[Data entries]
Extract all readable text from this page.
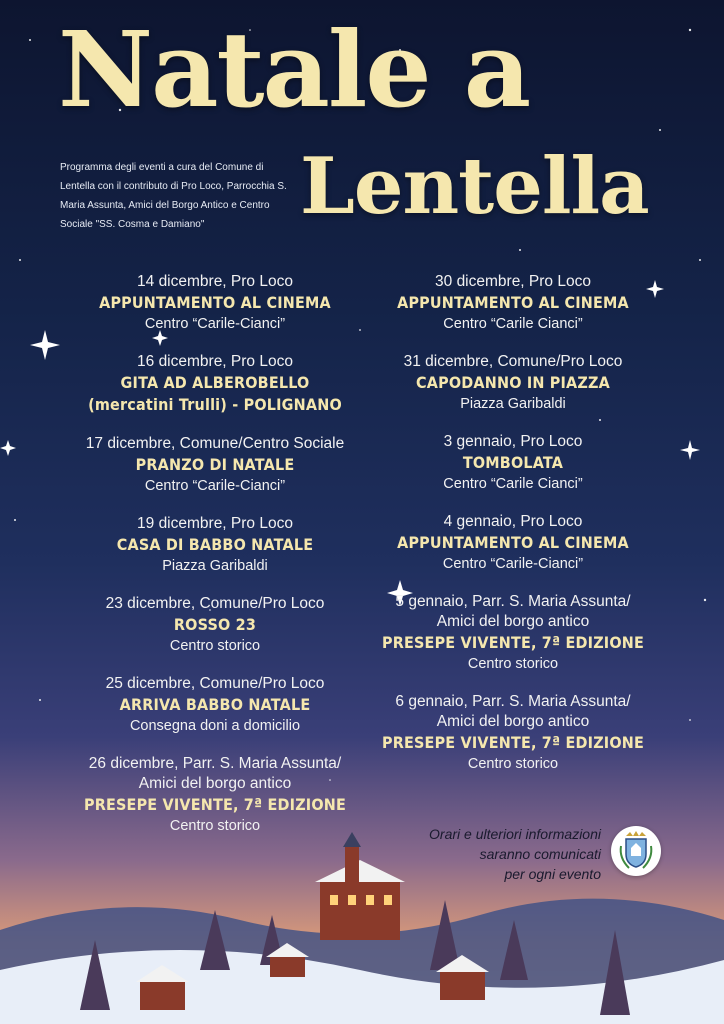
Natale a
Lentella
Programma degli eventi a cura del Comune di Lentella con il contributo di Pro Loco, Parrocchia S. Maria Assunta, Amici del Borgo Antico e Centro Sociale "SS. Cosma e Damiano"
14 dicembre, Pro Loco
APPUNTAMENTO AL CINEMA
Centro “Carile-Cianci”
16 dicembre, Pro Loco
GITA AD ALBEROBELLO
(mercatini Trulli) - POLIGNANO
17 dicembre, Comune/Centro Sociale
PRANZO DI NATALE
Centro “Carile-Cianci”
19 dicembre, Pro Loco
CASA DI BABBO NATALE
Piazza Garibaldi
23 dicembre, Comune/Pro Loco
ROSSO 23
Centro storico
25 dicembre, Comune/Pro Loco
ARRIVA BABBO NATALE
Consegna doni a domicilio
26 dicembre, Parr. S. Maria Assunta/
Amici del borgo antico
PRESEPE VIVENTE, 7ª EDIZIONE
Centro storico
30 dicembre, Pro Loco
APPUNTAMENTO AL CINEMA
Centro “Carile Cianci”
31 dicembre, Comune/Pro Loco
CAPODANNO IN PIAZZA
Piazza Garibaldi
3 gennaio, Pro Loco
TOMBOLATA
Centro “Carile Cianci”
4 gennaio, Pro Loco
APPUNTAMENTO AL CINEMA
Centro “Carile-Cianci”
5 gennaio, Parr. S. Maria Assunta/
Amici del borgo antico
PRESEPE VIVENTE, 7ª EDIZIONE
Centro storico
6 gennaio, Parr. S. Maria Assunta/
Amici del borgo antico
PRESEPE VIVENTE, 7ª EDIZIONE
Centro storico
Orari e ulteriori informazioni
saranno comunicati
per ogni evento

**Stated exercise:**
Repeat each entry exactly as given; no pictures belong in the copy.

**Solution below:**
Extract all readable text from this page.
Natale a
Lentella
Programma degli eventi a cura del Comune di Lentella con il contributo di Pro Loco, Parrocchia S. Maria Assunta, Amici del Borgo Antico e Centro Sociale "SS. Cosma e Damiano"
14 dicembre, Pro Loco
APPUNTAMENTO AL CINEMA
Centro “Carile-Cianci”
16 dicembre, Pro Loco
GITA AD ALBEROBELLO
(mercatini Trulli) - POLIGNANO
17 dicembre, Comune/Centro Sociale
PRANZO DI NATALE
Centro “Carile-Cianci”
19 dicembre, Pro Loco
CASA DI BABBO NATALE
Piazza Garibaldi
23 dicembre, Comune/Pro Loco
ROSSO 23
Centro storico
25 dicembre, Comune/Pro Loco
ARRIVA BABBO NATALE
Consegna doni a domicilio
26 dicembre, Parr. S. Maria Assunta/
Amici del borgo antico
PRESEPE VIVENTE, 7ª EDIZIONE
Centro storico
30 dicembre, Pro Loco
APPUNTAMENTO AL CINEMA
Centro “Carile Cianci”
31 dicembre, Comune/Pro Loco
CAPODANNO IN PIAZZA
Piazza Garibaldi
3 gennaio, Pro Loco
TOMBOLATA
Centro “Carile Cianci”
4 gennaio, Pro Loco
APPUNTAMENTO AL CINEMA
Centro “Carile-Cianci”
5 gennaio, Parr. S. Maria Assunta/
Amici del borgo antico
PRESEPE VIVENTE, 7ª EDIZIONE
Centro storico
6 gennaio, Parr. S. Maria Assunta/
Amici del borgo antico
PRESEPE VIVENTE, 7ª EDIZIONE
Centro storico
Orari e ulteriori informazioni
saranno comunicati
per ogni evento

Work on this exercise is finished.